## START Provided records
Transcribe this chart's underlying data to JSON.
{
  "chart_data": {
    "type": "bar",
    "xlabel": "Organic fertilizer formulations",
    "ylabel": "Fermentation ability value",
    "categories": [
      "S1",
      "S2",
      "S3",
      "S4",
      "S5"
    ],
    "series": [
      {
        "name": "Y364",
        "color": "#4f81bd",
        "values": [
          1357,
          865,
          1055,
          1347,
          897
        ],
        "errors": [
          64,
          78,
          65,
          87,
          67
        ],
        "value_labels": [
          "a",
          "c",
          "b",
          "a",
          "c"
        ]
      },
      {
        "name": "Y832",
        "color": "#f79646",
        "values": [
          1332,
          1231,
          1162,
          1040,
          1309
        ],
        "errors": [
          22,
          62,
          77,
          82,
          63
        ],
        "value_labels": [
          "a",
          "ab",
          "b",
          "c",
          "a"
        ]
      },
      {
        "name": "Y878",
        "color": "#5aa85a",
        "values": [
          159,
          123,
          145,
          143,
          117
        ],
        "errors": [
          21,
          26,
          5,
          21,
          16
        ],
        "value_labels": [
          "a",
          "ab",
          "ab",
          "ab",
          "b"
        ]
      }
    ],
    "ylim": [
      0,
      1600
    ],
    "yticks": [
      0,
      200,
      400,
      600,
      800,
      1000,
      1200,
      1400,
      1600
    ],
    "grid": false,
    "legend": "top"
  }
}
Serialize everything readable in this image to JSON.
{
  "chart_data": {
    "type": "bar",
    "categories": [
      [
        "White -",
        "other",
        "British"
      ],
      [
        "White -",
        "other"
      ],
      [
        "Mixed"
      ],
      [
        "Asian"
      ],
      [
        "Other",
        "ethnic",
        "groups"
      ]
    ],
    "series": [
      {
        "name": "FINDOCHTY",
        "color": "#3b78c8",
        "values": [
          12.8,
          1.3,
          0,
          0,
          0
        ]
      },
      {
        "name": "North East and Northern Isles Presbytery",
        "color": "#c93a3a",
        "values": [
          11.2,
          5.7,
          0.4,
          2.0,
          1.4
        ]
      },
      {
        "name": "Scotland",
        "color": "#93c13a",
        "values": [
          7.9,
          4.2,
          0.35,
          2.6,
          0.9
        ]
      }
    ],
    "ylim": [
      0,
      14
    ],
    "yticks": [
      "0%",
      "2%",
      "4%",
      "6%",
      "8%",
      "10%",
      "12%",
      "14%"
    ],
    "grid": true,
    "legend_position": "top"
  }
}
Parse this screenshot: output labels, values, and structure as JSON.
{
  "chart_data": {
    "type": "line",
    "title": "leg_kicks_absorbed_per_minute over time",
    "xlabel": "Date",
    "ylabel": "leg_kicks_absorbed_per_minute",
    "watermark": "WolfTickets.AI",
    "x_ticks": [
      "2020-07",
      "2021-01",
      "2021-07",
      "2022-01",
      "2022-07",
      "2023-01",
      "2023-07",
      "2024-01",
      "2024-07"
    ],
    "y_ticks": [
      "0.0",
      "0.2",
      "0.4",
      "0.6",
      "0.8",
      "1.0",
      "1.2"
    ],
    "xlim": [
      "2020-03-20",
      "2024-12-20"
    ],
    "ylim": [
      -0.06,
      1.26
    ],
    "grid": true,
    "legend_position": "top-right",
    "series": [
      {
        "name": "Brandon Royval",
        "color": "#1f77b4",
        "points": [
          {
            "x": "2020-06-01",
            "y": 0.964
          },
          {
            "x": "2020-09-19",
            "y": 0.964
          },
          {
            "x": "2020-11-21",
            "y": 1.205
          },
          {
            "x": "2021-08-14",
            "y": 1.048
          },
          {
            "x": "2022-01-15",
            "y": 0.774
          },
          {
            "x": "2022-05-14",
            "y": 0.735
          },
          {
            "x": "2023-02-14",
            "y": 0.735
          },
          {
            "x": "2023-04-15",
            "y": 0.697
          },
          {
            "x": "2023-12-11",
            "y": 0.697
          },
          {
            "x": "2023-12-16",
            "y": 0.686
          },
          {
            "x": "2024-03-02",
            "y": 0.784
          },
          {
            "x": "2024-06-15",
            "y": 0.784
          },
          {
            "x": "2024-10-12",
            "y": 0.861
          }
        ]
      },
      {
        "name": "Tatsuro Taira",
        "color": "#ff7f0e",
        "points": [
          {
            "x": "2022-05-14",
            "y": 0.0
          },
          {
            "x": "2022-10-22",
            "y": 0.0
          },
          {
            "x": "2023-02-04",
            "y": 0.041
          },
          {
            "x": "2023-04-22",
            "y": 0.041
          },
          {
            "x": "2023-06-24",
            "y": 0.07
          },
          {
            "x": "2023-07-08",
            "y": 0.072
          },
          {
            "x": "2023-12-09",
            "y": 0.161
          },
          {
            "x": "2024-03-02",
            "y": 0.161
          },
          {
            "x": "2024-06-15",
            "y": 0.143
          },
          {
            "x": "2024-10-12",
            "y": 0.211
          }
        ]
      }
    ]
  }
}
## END Provided records
- What you have to do
Please quote the records above exactly, without skipping a line.

- Solution to this problem
Transcribe this chart's underlying data to JSON.
{
  "chart_data": {
    "type": "bar",
    "xlabel": "Organic fertilizer formulations",
    "ylabel": "Fermentation ability value",
    "categories": [
      "S1",
      "S2",
      "S3",
      "S4",
      "S5"
    ],
    "series": [
      {
        "name": "Y364",
        "color": "#4f81bd",
        "values": [
          1357,
          865,
          1055,
          1347,
          897
        ],
        "errors": [
          64,
          78,
          65,
          87,
          67
        ],
        "value_labels": [
          "a",
          "c",
          "b",
          "a",
          "c"
        ]
      },
      {
        "name": "Y832",
        "color": "#f79646",
        "values": [
          1332,
          1231,
          1162,
          1040,
          1309
        ],
        "errors": [
          22,
          62,
          77,
          82,
          63
        ],
        "value_labels": [
          "a",
          "ab",
          "b",
          "c",
          "a"
        ]
      },
      {
        "name": "Y878",
        "color": "#5aa85a",
        "values": [
          159,
          123,
          145,
          143,
          117
        ],
        "errors": [
          21,
          26,
          5,
          21,
          16
        ],
        "value_labels": [
          "a",
          "ab",
          "ab",
          "ab",
          "b"
        ]
      }
    ],
    "ylim": [
      0,
      1600
    ],
    "yticks": [
      0,
      200,
      400,
      600,
      800,
      1000,
      1200,
      1400,
      1600
    ],
    "grid": false,
    "legend": "top"
  }
}
Serialize everything readable in this image to JSON.
{
  "chart_data": {
    "type": "bar",
    "categories": [
      [
        "White -",
        "other",
        "British"
      ],
      [
        "White -",
        "other"
      ],
      [
        "Mixed"
      ],
      [
        "Asian"
      ],
      [
        "Other",
        "ethnic",
        "groups"
      ]
    ],
    "series": [
      {
        "name": "FINDOCHTY",
        "color": "#3b78c8",
        "values": [
          12.8,
          1.3,
          0,
          0,
          0
        ]
      },
      {
        "name": "North East and Northern Isles Presbytery",
        "color": "#c93a3a",
        "values": [
          11.2,
          5.7,
          0.4,
          2.0,
          1.4
        ]
      },
      {
        "name": "Scotland",
        "color": "#93c13a",
        "values": [
          7.9,
          4.2,
          0.35,
          2.6,
          0.9
        ]
      }
    ],
    "ylim": [
      0,
      14
    ],
    "yticks": [
      "0%",
      "2%",
      "4%",
      "6%",
      "8%",
      "10%",
      "12%",
      "14%"
    ],
    "grid": true,
    "legend_position": "top"
  }
}
Parse this screenshot: output labels, values, and structure as JSON.
{
  "chart_data": {
    "type": "line",
    "title": "leg_kicks_absorbed_per_minute over time",
    "xlabel": "Date",
    "ylabel": "leg_kicks_absorbed_per_minute",
    "watermark": "WolfTickets.AI",
    "x_ticks": [
      "2020-07",
      "2021-01",
      "2021-07",
      "2022-01",
      "2022-07",
      "2023-01",
      "2023-07",
      "2024-01",
      "2024-07"
    ],
    "y_ticks": [
      "0.0",
      "0.2",
      "0.4",
      "0.6",
      "0.8",
      "1.0",
      "1.2"
    ],
    "xlim": [
      "2020-03-20",
      "2024-12-20"
    ],
    "ylim": [
      -0.06,
      1.26
    ],
    "grid": true,
    "legend_position": "top-right",
    "series": [
      {
        "name": "Brandon Royval",
        "color": "#1f77b4",
        "points": [
          {
            "x": "2020-06-01",
            "y": 0.964
          },
          {
            "x": "2020-09-19",
            "y": 0.964
          },
          {
            "x": "2020-11-21",
            "y": 1.205
          },
          {
            "x": "2021-08-14",
            "y": 1.048
          },
          {
            "x": "2022-01-15",
            "y": 0.774
          },
          {
            "x": "2022-05-14",
            "y": 0.735
          },
          {
            "x": "2023-02-14",
            "y": 0.735
          },
          {
            "x": "2023-04-15",
            "y": 0.697
          },
          {
            "x": "2023-12-11",
            "y": 0.697
          },
          {
            "x": "2023-12-16",
            "y": 0.686
          },
          {
            "x": "2024-03-02",
            "y": 0.784
          },
          {
            "x": "2024-06-15",
            "y": 0.784
          },
          {
            "x": "2024-10-12",
            "y": 0.861
          }
        ]
      },
      {
        "name": "Tatsuro Taira",
        "color": "#ff7f0e",
        "points": [
          {
            "x": "2022-05-14",
            "y": 0.0
          },
          {
            "x": "2022-10-22",
            "y": 0.0
          },
          {
            "x": "2023-02-04",
            "y": 0.041
          },
          {
            "x": "2023-04-22",
            "y": 0.041
          },
          {
            "x": "2023-06-24",
            "y": 0.07
          },
          {
            "x": "2023-07-08",
            "y": 0.072
          },
          {
            "x": "2023-12-09",
            "y": 0.161
          },
          {
            "x": "2024-03-02",
            "y": 0.161
          },
          {
            "x": "2024-06-15",
            "y": 0.143
          },
          {
            "x": "2024-10-12",
            "y": 0.211
          }
        ]
      }
    ]
  }
}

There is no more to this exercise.